→ Aim of the exercise:
Put every line of the records below into a JSON list of strings, one string per line, leaving out any blank lines.

Annotated element listings
□ □ □ □ □
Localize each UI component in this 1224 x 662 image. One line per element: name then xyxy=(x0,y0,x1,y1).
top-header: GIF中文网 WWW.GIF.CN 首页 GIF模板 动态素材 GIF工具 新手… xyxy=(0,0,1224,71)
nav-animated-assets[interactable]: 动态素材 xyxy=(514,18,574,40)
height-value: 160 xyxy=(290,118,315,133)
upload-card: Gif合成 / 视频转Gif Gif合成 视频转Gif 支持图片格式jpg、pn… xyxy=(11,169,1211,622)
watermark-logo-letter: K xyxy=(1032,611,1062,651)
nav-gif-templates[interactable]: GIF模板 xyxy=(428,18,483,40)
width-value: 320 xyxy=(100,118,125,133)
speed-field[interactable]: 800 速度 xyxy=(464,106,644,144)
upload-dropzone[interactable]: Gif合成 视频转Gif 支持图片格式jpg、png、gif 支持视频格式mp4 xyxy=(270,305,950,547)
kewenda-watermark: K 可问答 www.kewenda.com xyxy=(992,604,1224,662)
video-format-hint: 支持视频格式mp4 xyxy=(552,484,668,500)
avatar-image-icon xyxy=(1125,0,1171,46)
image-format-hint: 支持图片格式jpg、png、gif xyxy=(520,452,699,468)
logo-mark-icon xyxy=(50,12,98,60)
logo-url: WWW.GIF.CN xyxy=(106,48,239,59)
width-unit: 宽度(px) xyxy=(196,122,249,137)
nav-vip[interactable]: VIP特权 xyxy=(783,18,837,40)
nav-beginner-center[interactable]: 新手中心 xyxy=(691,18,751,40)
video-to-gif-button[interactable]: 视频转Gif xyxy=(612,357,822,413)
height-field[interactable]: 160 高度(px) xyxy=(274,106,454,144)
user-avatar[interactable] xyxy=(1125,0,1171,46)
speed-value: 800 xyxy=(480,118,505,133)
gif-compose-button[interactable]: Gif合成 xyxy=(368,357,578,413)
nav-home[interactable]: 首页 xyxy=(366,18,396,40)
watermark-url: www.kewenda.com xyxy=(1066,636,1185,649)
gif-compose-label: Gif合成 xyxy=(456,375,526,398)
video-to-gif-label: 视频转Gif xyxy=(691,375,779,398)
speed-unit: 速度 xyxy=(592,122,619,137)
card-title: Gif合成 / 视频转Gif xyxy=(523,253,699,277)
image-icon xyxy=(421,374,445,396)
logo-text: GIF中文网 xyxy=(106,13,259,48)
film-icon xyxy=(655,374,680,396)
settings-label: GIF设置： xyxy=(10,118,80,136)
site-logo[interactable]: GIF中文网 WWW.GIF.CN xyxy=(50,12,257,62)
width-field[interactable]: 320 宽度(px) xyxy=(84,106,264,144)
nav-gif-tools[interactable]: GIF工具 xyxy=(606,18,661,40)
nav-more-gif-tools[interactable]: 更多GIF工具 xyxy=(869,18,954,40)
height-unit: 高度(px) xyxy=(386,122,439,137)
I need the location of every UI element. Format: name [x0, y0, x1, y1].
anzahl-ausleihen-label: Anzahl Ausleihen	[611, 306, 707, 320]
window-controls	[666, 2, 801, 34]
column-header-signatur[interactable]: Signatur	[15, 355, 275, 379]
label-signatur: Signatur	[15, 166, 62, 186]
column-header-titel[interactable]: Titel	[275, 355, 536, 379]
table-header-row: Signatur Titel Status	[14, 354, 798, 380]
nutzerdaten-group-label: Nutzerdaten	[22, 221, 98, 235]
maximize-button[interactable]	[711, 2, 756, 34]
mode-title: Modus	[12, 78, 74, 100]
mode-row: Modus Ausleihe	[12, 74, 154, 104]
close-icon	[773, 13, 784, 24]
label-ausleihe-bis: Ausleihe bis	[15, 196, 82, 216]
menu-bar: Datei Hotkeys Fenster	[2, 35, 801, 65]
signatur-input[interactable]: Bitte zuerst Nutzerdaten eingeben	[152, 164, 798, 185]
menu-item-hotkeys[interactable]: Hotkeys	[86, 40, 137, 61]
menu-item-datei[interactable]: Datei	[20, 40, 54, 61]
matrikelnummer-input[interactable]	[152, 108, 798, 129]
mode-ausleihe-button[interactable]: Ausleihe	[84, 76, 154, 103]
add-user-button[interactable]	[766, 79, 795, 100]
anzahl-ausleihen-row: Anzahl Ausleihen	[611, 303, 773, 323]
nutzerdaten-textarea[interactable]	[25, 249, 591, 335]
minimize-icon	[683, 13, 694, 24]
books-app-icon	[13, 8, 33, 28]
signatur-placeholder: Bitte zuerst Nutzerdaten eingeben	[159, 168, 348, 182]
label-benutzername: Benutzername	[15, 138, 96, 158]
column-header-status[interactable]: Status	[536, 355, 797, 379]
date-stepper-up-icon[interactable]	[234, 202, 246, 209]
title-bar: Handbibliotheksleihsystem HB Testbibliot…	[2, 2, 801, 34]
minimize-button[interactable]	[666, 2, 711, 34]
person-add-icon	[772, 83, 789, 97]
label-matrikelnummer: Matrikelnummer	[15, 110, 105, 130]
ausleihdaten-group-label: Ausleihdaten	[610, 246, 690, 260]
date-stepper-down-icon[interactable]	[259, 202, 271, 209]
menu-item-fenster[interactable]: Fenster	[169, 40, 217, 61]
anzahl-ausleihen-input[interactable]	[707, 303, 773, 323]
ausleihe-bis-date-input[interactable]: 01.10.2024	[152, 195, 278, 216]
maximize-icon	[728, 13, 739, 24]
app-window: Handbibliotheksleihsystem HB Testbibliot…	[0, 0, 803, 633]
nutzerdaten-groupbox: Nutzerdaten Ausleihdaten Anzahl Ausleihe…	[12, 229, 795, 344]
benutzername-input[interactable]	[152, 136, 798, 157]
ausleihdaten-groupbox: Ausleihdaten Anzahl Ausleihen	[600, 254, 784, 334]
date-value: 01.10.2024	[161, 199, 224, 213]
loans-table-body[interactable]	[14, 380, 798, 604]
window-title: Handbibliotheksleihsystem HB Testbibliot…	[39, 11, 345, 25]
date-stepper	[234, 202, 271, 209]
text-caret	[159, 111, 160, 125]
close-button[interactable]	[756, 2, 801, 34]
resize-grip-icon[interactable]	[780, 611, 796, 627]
□ □ □ □ □
→ Response below:
[
  "Localize each UI component in this 1224 x 662 image. One line per element: name then xyxy=(x0,y0,x1,y1).",
  "top-header: GIF中文网 WWW.GIF.CN 首页 GIF模板 动态素材 GIF工具 新手… xyxy=(0,0,1224,71)",
  "nav-animated-assets[interactable]: 动态素材 xyxy=(514,18,574,40)",
  "height-value: 160 xyxy=(290,118,315,133)",
  "upload-card: Gif合成 / 视频转Gif Gif合成 视频转Gif 支持图片格式jpg、pn… xyxy=(11,169,1211,622)",
  "watermark-logo-letter: K xyxy=(1032,611,1062,651)",
  "nav-gif-templates[interactable]: GIF模板 xyxy=(428,18,483,40)",
  "width-value: 320 xyxy=(100,118,125,133)",
  "speed-field[interactable]: 800 速度 xyxy=(464,106,644,144)",
  "upload-dropzone[interactable]: Gif合成 视频转Gif 支持图片格式jpg、png、gif 支持视频格式mp4 xyxy=(270,305,950,547)",
  "kewenda-watermark: K 可问答 www.kewenda.com xyxy=(992,604,1224,662)",
  "video-format-hint: 支持视频格式mp4 xyxy=(552,484,668,500)",
  "avatar-image-icon xyxy=(1125,0,1171,46)",
  "image-format-hint: 支持图片格式jpg、png、gif xyxy=(520,452,699,468)",
  "logo-mark-icon xyxy=(50,12,98,60)",
  "logo-url: WWW.GIF.CN xyxy=(106,48,239,59)",
  "width-unit: 宽度(px) xyxy=(196,122,249,137)",
  "nav-vip[interactable]: VIP特权 xyxy=(783,18,837,40)",
  "nav-beginner-center[interactable]: 新手中心 xyxy=(691,18,751,40)",
  "video-to-gif-button[interactable]: 视频转Gif xyxy=(612,357,822,413)",
  "height-field[interactable]: 160 高度(px) xyxy=(274,106,454,144)",
  "user-avatar[interactable] xyxy=(1125,0,1171,46)",
  "speed-value: 800 xyxy=(480,118,505,133)",
  "gif-compose-button[interactable]: Gif合成 xyxy=(368,357,578,413)",
  "nav-home[interactable]: 首页 xyxy=(366,18,396,40)",
  "watermark-url: www.kewenda.com xyxy=(1066,636,1185,649)",
  "gif-compose-label: Gif合成 xyxy=(456,375,526,398)",
  "video-to-gif-label: 视频转Gif xyxy=(691,375,779,398)",
  "speed-unit: 速度 xyxy=(592,122,619,137)",
  "card-title: Gif合成 / 视频转Gif xyxy=(523,253,699,277)",
  "image-icon xyxy=(421,374,445,396)",
  "logo-text: GIF中文网 xyxy=(106,13,259,48)",
  "film-icon xyxy=(655,374,680,396)",
  "settings-label: GIF设置： xyxy=(10,118,80,136)",
  "site-logo[interactable]: GIF中文网 WWW.GIF.CN xyxy=(50,12,257,62)",
  "width-field[interactable]: 320 宽度(px) xyxy=(84,106,264,144)",
  "nav-gif-tools[interactable]: GIF工具 xyxy=(606,18,661,40)",
  "nav-more-gif-tools[interactable]: 更多GIF工具 xyxy=(869,18,954,40)",
  "height-unit: 高度(px) xyxy=(386,122,439,137)",
  "I need the location of every UI element. Format: name [x0, y0, x1, y1].",
  "anzahl-ausleihen-label: Anzahl Ausleihen\t[611, 306, 707, 320]",
  "window-controls\t[666, 2, 801, 34]",
  "column-header-signatur[interactable]: Signatur\t[15, 355, 275, 379]",
  "label-signatur: Signatur\t[15, 166, 62, 186]",
  "column-header-titel[interactable]: Titel\t[275, 355, 536, 379]",
  "table-header-row: Signatur Titel Status\t[14, 354, 798, 380]",
  "nutzerdaten-group-label: Nutzerdaten\t[22, 221, 98, 235]",
  "maximize-button[interactable]\t[711, 2, 756, 34]",
  "mode-title: Modus\t[12, 78, 74, 100]",
  "mode-row: Modus Ausleihe\t[12, 74, 154, 104]",
  "close-icon\t[773, 13, 784, 24]",
  "label-ausleihe-bis: Ausleihe bis\t[15, 196, 82, 216]",
  "menu-bar: Datei Hotkeys Fenster\t[2, 35, 801, 65]",
  "signatur-input[interactable]: Bitte zuerst Nutzerdaten eingeben\t[152, 164, 798, 185]",
  "menu-item-hotkeys[interactable]: Hotkeys\t[86, 40, 137, 61]",
  "menu-item-datei[interactable]: Datei\t[20, 40, 54, 61]",
  "matrikelnummer-input[interactable]\t[152, 108, 798, 129]",
  "mode-ausleihe-button[interactable]: Ausleihe\t[84, 76, 154, 103]",
  "add-user-button[interactable]\t[766, 79, 795, 100]",
  "anzahl-ausleihen-row: Anzahl Ausleihen\t[611, 303, 773, 323]",
  "nutzerdaten-textarea[interactable]\t[25, 249, 591, 335]",
  "minimize-icon\t[683, 13, 694, 24]",
  "books-app-icon\t[13, 8, 33, 28]",
  "signatur-placeholder: Bitte zuerst Nutzerdaten eingeben\t[159, 168, 348, 182]",
  "label-benutzername: Benutzername\t[15, 138, 96, 158]",
  "column-header-status[interactable]: Status\t[536, 355, 797, 379]",
  "date-stepper-up-icon[interactable]\t[234, 202, 246, 209]",
  "title-bar: Handbibliotheksleihsystem HB Testbibliot…\t[2, 2, 801, 34]",
  "minimize-button[interactable]\t[666, 2, 711, 34]",
  "person-add-icon\t[772, 83, 789, 97]",
  "label-matrikelnummer: Matrikelnummer\t[15, 110, 105, 130]",
  "ausleihdaten-group-label: Ausleihdaten\t[610, 246, 690, 260]",
  "date-stepper-down-icon[interactable]\t[259, 202, 271, 209]",
  "menu-item-fenster[interactable]: Fenster\t[169, 40, 217, 61]",
  "anzahl-ausleihen-input[interactable]\t[707, 303, 773, 323]",
  "ausleihe-bis-date-input[interactable]: 01.10.2024\t[152, 195, 278, 216]",
  "maximize-icon\t[728, 13, 739, 24]",
  "app-window: Handbibliotheksleihsystem HB Testbibliot…\t[0, 0, 803, 633]",
  "nutzerdaten-groupbox: Nutzerdaten Ausleihdaten Anzahl Ausleihe…\t[12, 229, 795, 344]",
  "benutzername-input[interactable]\t[152, 136, 798, 157]",
  "ausleihdaten-groupbox: Ausleihdaten Anzahl Ausleihen\t[600, 254, 784, 334]",
  "date-value: 01.10.2024\t[161, 199, 224, 213]",
  "loans-table-body[interactable]\t[14, 380, 798, 604]",
  "window-title: Handbibliotheksleihsystem HB Testbibliot…\t[39, 11, 345, 25]",
  "date-stepper\t[234, 202, 271, 209]",
  "text-caret\t[159, 111, 160, 125]",
  "close-button[interactable]\t[756, 2, 801, 34]",
  "resize-grip-icon[interactable]\t[780, 611, 796, 627]"
]